## [What you will do]
Copy out all lines in the data below containing the string "harus".

## [Data records]
======

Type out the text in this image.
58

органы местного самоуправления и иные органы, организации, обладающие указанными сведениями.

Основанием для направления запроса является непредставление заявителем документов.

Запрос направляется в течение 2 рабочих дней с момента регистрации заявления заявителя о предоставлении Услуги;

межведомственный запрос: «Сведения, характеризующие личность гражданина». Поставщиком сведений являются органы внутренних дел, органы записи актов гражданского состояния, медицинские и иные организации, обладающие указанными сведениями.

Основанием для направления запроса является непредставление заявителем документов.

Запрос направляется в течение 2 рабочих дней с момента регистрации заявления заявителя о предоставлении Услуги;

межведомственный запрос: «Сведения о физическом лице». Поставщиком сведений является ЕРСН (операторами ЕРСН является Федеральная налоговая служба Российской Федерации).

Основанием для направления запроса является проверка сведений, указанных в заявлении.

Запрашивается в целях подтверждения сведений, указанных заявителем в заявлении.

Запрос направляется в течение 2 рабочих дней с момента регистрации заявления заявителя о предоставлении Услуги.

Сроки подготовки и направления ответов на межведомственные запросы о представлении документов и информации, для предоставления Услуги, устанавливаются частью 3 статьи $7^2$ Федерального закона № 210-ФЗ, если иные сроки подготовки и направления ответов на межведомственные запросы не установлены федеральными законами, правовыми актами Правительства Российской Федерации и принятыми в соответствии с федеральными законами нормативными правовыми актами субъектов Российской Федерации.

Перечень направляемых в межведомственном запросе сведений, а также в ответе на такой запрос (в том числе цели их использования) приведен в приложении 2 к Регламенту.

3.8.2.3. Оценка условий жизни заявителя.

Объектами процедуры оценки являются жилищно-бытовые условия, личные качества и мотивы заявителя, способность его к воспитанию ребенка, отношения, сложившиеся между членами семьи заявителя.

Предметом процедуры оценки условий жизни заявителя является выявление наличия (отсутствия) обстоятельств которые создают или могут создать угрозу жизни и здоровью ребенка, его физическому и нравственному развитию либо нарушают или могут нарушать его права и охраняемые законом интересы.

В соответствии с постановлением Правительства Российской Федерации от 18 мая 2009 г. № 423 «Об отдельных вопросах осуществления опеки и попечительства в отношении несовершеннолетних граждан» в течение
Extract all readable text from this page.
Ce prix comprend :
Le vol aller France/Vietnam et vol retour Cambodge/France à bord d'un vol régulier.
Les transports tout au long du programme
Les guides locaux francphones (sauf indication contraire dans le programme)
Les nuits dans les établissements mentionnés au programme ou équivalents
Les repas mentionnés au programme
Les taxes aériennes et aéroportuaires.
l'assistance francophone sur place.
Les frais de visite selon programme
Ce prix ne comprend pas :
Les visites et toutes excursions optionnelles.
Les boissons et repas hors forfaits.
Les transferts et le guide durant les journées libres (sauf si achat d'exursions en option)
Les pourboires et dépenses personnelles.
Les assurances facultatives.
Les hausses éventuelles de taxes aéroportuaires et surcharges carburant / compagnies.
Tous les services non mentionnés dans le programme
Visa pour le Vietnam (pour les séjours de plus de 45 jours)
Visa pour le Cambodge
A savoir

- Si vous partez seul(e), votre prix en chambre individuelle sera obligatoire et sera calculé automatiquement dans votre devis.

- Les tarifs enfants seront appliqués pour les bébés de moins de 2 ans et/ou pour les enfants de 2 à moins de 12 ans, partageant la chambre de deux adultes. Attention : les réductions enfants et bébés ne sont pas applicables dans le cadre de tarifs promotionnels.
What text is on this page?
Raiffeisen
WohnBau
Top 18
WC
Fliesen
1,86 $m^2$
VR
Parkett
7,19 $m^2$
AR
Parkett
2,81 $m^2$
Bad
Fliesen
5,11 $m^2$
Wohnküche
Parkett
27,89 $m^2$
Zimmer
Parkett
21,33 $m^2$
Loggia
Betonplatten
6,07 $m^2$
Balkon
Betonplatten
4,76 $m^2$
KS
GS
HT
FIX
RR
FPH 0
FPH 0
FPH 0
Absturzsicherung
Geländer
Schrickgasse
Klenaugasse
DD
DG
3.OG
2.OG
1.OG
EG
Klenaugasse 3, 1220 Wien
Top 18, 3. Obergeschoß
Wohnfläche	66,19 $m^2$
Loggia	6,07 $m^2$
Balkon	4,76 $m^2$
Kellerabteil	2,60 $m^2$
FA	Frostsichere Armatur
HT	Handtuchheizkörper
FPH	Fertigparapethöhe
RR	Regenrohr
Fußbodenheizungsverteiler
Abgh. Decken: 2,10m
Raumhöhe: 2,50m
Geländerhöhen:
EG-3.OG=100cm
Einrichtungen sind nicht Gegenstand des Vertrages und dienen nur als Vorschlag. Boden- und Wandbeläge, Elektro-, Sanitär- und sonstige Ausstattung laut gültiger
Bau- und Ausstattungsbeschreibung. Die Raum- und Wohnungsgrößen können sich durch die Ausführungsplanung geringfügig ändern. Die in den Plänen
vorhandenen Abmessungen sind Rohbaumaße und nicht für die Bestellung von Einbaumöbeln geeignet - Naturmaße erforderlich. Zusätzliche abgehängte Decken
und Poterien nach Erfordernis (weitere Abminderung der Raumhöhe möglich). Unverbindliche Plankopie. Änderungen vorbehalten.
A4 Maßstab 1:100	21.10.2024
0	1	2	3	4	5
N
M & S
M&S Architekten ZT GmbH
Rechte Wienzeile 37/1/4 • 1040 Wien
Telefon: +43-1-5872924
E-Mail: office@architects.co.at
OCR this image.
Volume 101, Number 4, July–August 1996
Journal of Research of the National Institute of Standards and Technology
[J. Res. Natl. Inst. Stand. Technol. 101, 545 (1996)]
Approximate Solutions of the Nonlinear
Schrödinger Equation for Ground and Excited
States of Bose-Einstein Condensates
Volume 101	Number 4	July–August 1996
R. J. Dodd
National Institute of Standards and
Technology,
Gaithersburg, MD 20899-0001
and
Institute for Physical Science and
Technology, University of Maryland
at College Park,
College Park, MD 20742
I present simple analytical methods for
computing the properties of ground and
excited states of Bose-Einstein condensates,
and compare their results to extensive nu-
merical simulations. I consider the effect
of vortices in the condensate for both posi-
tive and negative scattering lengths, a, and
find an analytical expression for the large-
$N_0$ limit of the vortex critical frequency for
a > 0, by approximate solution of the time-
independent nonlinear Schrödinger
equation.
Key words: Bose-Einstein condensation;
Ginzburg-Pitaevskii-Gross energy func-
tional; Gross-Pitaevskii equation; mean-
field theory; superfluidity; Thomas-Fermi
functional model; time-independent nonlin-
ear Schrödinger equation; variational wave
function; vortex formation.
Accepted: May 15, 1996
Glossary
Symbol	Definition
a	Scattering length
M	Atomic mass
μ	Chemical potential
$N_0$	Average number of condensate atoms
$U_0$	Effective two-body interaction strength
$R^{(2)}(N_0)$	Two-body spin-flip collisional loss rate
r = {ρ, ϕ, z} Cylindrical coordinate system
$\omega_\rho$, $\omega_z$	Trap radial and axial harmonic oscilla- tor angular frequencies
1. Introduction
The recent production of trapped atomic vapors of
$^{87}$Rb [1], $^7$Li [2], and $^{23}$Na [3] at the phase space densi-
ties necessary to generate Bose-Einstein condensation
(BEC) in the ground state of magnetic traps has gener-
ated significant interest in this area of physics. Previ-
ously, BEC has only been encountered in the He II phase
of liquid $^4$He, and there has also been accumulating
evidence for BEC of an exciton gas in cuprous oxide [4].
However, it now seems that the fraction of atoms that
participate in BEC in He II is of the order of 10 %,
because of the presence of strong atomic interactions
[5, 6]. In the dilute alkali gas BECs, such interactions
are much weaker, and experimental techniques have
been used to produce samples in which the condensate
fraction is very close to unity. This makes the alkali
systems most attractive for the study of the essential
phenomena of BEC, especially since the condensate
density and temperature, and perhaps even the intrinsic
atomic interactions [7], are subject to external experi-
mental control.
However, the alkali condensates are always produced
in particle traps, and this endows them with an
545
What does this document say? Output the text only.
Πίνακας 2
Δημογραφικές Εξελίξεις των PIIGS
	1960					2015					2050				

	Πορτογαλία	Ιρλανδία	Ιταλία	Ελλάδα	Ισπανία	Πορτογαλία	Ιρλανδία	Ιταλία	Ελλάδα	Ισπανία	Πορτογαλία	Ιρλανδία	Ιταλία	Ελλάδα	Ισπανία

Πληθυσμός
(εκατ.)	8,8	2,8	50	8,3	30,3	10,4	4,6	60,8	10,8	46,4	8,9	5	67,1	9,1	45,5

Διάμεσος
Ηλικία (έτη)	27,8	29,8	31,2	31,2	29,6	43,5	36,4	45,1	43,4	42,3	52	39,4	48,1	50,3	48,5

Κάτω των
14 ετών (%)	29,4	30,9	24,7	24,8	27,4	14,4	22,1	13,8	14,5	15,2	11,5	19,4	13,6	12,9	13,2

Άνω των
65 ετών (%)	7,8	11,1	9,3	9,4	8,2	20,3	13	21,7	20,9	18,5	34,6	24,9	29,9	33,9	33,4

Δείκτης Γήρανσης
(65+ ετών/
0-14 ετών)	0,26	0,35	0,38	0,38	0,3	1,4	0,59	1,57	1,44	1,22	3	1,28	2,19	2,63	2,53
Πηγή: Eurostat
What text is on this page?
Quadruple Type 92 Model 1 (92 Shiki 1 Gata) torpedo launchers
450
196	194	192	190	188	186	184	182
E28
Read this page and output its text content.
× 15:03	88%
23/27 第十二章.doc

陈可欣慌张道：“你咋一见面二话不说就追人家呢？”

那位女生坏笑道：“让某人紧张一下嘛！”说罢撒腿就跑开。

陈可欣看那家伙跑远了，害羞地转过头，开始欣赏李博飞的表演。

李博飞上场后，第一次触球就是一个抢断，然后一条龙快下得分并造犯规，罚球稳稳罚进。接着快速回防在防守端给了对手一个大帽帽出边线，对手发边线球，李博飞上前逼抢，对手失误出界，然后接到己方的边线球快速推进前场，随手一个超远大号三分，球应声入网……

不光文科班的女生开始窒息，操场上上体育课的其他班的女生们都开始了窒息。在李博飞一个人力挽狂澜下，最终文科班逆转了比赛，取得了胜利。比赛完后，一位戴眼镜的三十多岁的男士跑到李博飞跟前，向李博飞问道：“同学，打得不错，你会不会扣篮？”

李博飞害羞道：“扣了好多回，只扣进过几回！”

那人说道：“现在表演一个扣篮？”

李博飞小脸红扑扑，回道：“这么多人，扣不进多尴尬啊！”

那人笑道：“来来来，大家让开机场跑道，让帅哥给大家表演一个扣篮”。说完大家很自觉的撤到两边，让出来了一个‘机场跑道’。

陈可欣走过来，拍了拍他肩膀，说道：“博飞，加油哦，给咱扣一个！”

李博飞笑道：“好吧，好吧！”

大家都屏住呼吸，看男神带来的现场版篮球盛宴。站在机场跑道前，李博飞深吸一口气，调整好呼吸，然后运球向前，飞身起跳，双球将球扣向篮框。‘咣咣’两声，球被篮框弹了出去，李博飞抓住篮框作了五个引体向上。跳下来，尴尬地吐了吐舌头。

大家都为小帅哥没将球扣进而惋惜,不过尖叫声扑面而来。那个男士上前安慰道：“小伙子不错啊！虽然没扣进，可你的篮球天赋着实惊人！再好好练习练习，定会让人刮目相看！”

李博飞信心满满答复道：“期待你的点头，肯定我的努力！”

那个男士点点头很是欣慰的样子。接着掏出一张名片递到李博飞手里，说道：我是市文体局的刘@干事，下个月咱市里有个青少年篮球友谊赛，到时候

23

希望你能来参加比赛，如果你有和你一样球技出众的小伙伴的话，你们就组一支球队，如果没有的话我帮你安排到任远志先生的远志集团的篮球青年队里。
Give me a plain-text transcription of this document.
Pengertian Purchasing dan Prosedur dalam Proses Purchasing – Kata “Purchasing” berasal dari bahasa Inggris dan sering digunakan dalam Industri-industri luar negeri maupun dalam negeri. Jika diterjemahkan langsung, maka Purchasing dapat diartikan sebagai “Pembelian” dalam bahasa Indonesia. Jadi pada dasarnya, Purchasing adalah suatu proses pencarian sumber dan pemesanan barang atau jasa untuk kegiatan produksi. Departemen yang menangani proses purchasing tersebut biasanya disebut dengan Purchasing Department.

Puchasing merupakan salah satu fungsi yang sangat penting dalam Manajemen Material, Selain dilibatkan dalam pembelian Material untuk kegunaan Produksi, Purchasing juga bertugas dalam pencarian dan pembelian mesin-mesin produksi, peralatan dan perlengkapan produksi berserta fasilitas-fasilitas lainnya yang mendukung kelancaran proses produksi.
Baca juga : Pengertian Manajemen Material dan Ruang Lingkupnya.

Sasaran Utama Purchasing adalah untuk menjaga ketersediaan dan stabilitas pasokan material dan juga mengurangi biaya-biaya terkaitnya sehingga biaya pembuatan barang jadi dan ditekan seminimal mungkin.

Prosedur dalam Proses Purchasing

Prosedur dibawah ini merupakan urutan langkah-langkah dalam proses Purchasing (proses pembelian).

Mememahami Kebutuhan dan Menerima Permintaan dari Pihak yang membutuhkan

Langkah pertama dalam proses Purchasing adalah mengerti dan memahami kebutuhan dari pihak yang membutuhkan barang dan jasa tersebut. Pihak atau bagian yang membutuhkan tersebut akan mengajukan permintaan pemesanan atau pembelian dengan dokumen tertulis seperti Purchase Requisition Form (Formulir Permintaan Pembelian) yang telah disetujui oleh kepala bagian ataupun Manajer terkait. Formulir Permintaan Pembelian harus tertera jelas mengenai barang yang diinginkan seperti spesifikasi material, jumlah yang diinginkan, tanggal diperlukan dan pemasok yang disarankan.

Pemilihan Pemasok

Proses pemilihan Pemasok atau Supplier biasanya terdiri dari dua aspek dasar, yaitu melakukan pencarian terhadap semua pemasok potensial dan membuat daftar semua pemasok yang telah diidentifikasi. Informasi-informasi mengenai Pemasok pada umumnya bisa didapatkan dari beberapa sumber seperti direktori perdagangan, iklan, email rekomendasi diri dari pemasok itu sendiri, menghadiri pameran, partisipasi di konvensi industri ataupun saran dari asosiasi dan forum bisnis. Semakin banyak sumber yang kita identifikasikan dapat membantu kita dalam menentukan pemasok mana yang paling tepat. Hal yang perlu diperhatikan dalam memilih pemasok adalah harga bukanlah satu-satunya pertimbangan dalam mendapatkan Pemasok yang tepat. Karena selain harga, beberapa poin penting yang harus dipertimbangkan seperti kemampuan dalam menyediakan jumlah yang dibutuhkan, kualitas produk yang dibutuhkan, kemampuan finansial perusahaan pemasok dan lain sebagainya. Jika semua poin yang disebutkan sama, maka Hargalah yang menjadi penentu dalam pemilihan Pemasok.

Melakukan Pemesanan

======

## [Solved problem]
Langkah pertama dalam proses Purchasing adalah mengerti dan memahami kebutuhan dari pihak yang membutuhkan barang dan jasa tersebut. Pihak atau bagian yang membutuhkan tersebut akan mengajukan permintaan pemesanan atau pembelian dengan dokumen tertulis seperti Purchase Requisition Form (Formulir Permintaan Pembelian) yang telah disetujui oleh kepala bagian ataupun Manajer terkait. Formulir Permintaan Pembelian harus tertera jelas mengenai barang yang diinginkan seperti spesifikasi material, jumlah yang diinginkan, tanggal diperlukan dan pemasok yang disarankan.
Proses pemilihan Pemasok atau Supplier biasanya terdiri dari dua aspek dasar, yaitu melakukan pencarian terhadap semua pemasok potensial dan membuat daftar semua pemasok yang telah diidentifikasi. Informasi-informasi mengenai Pemasok pada umumnya bisa didapatkan dari beberapa sumber seperti direktori perdagangan, iklan, email rekomendasi diri dari pemasok itu sendiri, menghadiri pameran, partisipasi di konvensi industri ataupun saran dari asosiasi dan forum bisnis. Semakin banyak sumber yang kita identifikasikan dapat membantu kita dalam menentukan pemasok mana yang paling tepat. Hal yang perlu diperhatikan dalam memilih pemasok adalah harga bukanlah satu-satunya pertimbangan dalam mendapatkan Pemasok yang tepat. Karena selain harga, beberapa poin penting yang harus dipertimbangkan seperti kemampuan dalam menyediakan jumlah yang dibutuhkan, kualitas produk yang dibutuhkan, kemampuan finansial perusahaan pemasok dan lain sebagainya. Jika semua poin yang disebutkan sama, maka Hargalah yang menjadi penentu dalam pemilihan Pemasok.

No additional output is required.